## Problem description
Set down each record below precisely, skipping the pictures.

Extracts from a graphics dataset:
....................

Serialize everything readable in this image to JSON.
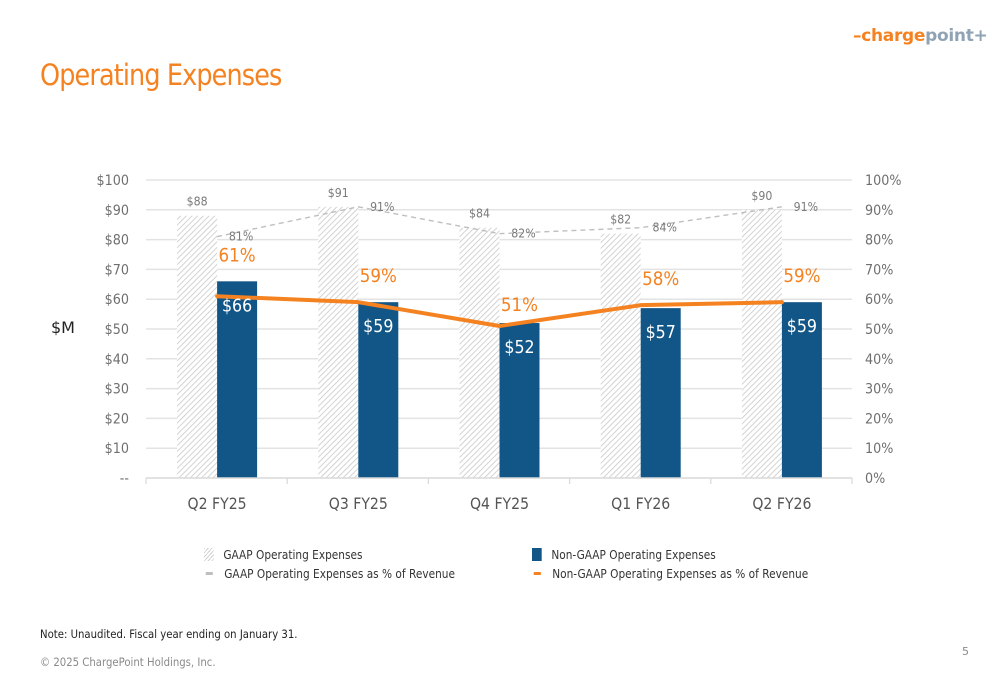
{
  "logo": {
    "part1": "–charge",
    "part2": "point+"
  },
  "page": {
    "title": "Operating Expenses",
    "note": "Note: Unaudited. Fiscal year ending on January 31.",
    "copyright": "© 2025 ChargePoint Holdings, Inc.",
    "page_number": "5"
  },
  "colors": {
    "accent_orange": "#F58220",
    "navy": "#125687",
    "gaap_hatch": "#cfcfcf",
    "gaap_line": "#bfbfbf"
  },
  "legend": {
    "items": [
      {
        "label": "GAAP Operating Expenses",
        "icon": "hatched-square"
      },
      {
        "label": "Non-GAAP Operating Expenses",
        "icon": "navy-square"
      },
      {
        "label": "GAAP Operating Expenses as % of Revenue",
        "icon": "grey-dash"
      },
      {
        "label": "Non-GAAP Operating Expenses as % of Revenue",
        "icon": "orange-dash"
      }
    ]
  },
  "chart_data": {
    "type": "bar",
    "title": "Operating Expenses",
    "ylabel": "$M",
    "y2label": "",
    "xlabel": "",
    "categories": [
      "Q2 FY25",
      "Q3 FY25",
      "Q4 FY25",
      "Q1 FY26",
      "Q2 FY26"
    ],
    "ylim": [
      0,
      100
    ],
    "y2lim": [
      0,
      100
    ],
    "yticks": [
      "--",
      "$10",
      "$20",
      "$30",
      "$40",
      "$50",
      "$60",
      "$70",
      "$80",
      "$90",
      "$100"
    ],
    "y2ticks": [
      "0%",
      "10%",
      "20%",
      "30%",
      "40%",
      "50%",
      "60%",
      "70%",
      "80%",
      "90%",
      "100%"
    ],
    "grid": true,
    "legend_position": "bottom",
    "series": [
      {
        "name": "GAAP Operating Expenses",
        "kind": "bar",
        "axis": "left",
        "values": [
          88,
          91,
          84,
          82,
          90
        ],
        "labels": [
          "$88",
          "$91",
          "$84",
          "$82",
          "$90"
        ]
      },
      {
        "name": "Non-GAAP Operating Expenses",
        "kind": "bar",
        "axis": "left",
        "values": [
          66,
          59,
          52,
          57,
          59
        ],
        "labels": [
          "$66",
          "$59",
          "$52",
          "$57",
          "$59"
        ]
      },
      {
        "name": "GAAP Operating Expenses as % of Revenue",
        "kind": "line-dashed",
        "axis": "right",
        "values": [
          81,
          91,
          82,
          84,
          91
        ],
        "labels": [
          "81%",
          "91%",
          "82%",
          "84%",
          "91%"
        ]
      },
      {
        "name": "Non-GAAP Operating Expenses as % of Revenue",
        "kind": "line",
        "axis": "right",
        "values": [
          61,
          59,
          51,
          58,
          59
        ],
        "labels": [
          "61%",
          "59%",
          "51%",
          "58%",
          "59%"
        ]
      }
    ]
  }
}
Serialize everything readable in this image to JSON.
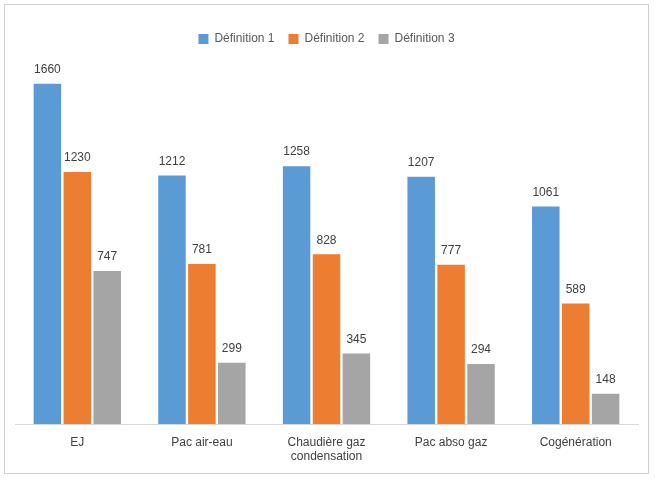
{
  "chart_data": {
    "type": "bar",
    "categories": [
      "EJ",
      "Pac air-eau",
      "Chaudière gaz condensation",
      "Pac abso gaz",
      "Cogénération"
    ],
    "series": [
      {
        "name": "Définition 1",
        "color": "#5b9bd5",
        "values": [
          1660,
          1212,
          1258,
          1207,
          1061
        ]
      },
      {
        "name": "Définition 2",
        "color": "#ed7d31",
        "values": [
          1230,
          781,
          828,
          777,
          589
        ]
      },
      {
        "name": "Définition 3",
        "color": "#a5a5a5",
        "values": [
          747,
          299,
          345,
          294,
          148
        ]
      }
    ],
    "legend": "top",
    "data_labels": true,
    "grid": false,
    "tick_labels": "x"
  }
}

....................

## Solved exercise
Serialize everything readable in this image to JSON.
{
  "logo": {
    "part1": "–charge",
    "part2": "point+"
  },
  "page": {
    "title": "Operating Expenses",
    "note": "Note: Unaudited. Fiscal year ending on January 31.",
    "copyright": "© 2025 ChargePoint Holdings, Inc.",
    "page_number": "5"
  },
  "colors": {
    "accent_orange": "#F58220",
    "navy": "#125687",
    "gaap_hatch": "#cfcfcf",
    "gaap_line": "#bfbfbf"
  },
  "legend": {
    "items": [
      {
        "label": "GAAP Operating Expenses",
        "icon": "hatched-square"
      },
      {
        "label": "Non-GAAP Operating Expenses",
        "icon": "navy-square"
      },
      {
        "label": "GAAP Operating Expenses as % of Revenue",
        "icon": "grey-dash"
      },
      {
        "label": "Non-GAAP Operating Expenses as % of Revenue",
        "icon": "orange-dash"
      }
    ]
  },
  "chart_data": {
    "type": "bar",
    "title": "Operating Expenses",
    "ylabel": "$M",
    "y2label": "",
    "xlabel": "",
    "categories": [
      "Q2 FY25",
      "Q3 FY25",
      "Q4 FY25",
      "Q1 FY26",
      "Q2 FY26"
    ],
    "ylim": [
      0,
      100
    ],
    "y2lim": [
      0,
      100
    ],
    "yticks": [
      "--",
      "$10",
      "$20",
      "$30",
      "$40",
      "$50",
      "$60",
      "$70",
      "$80",
      "$90",
      "$100"
    ],
    "y2ticks": [
      "0%",
      "10%",
      "20%",
      "30%",
      "40%",
      "50%",
      "60%",
      "70%",
      "80%",
      "90%",
      "100%"
    ],
    "grid": true,
    "legend_position": "bottom",
    "series": [
      {
        "name": "GAAP Operating Expenses",
        "kind": "bar",
        "axis": "left",
        "values": [
          88,
          91,
          84,
          82,
          90
        ],
        "labels": [
          "$88",
          "$91",
          "$84",
          "$82",
          "$90"
        ]
      },
      {
        "name": "Non-GAAP Operating Expenses",
        "kind": "bar",
        "axis": "left",
        "values": [
          66,
          59,
          52,
          57,
          59
        ],
        "labels": [
          "$66",
          "$59",
          "$52",
          "$57",
          "$59"
        ]
      },
      {
        "name": "GAAP Operating Expenses as % of Revenue",
        "kind": "line-dashed",
        "axis": "right",
        "values": [
          81,
          91,
          82,
          84,
          91
        ],
        "labels": [
          "81%",
          "91%",
          "82%",
          "84%",
          "91%"
        ]
      },
      {
        "name": "Non-GAAP Operating Expenses as % of Revenue",
        "kind": "line",
        "axis": "right",
        "values": [
          61,
          59,
          51,
          58,
          59
        ],
        "labels": [
          "61%",
          "59%",
          "51%",
          "58%",
          "59%"
        ]
      }
    ]
  }
}
Serialize everything readable in this image to JSON.
{
  "chart_data": {
    "type": "bar",
    "categories": [
      "EJ",
      "Pac air-eau",
      "Chaudière gaz condensation",
      "Pac abso gaz",
      "Cogénération"
    ],
    "series": [
      {
        "name": "Définition 1",
        "color": "#5b9bd5",
        "values": [
          1660,
          1212,
          1258,
          1207,
          1061
        ]
      },
      {
        "name": "Définition 2",
        "color": "#ed7d31",
        "values": [
          1230,
          781,
          828,
          777,
          589
        ]
      },
      {
        "name": "Définition 3",
        "color": "#a5a5a5",
        "values": [
          747,
          299,
          345,
          294,
          148
        ]
      }
    ],
    "legend": "top",
    "data_labels": true,
    "grid": false,
    "tick_labels": "x"
  }
}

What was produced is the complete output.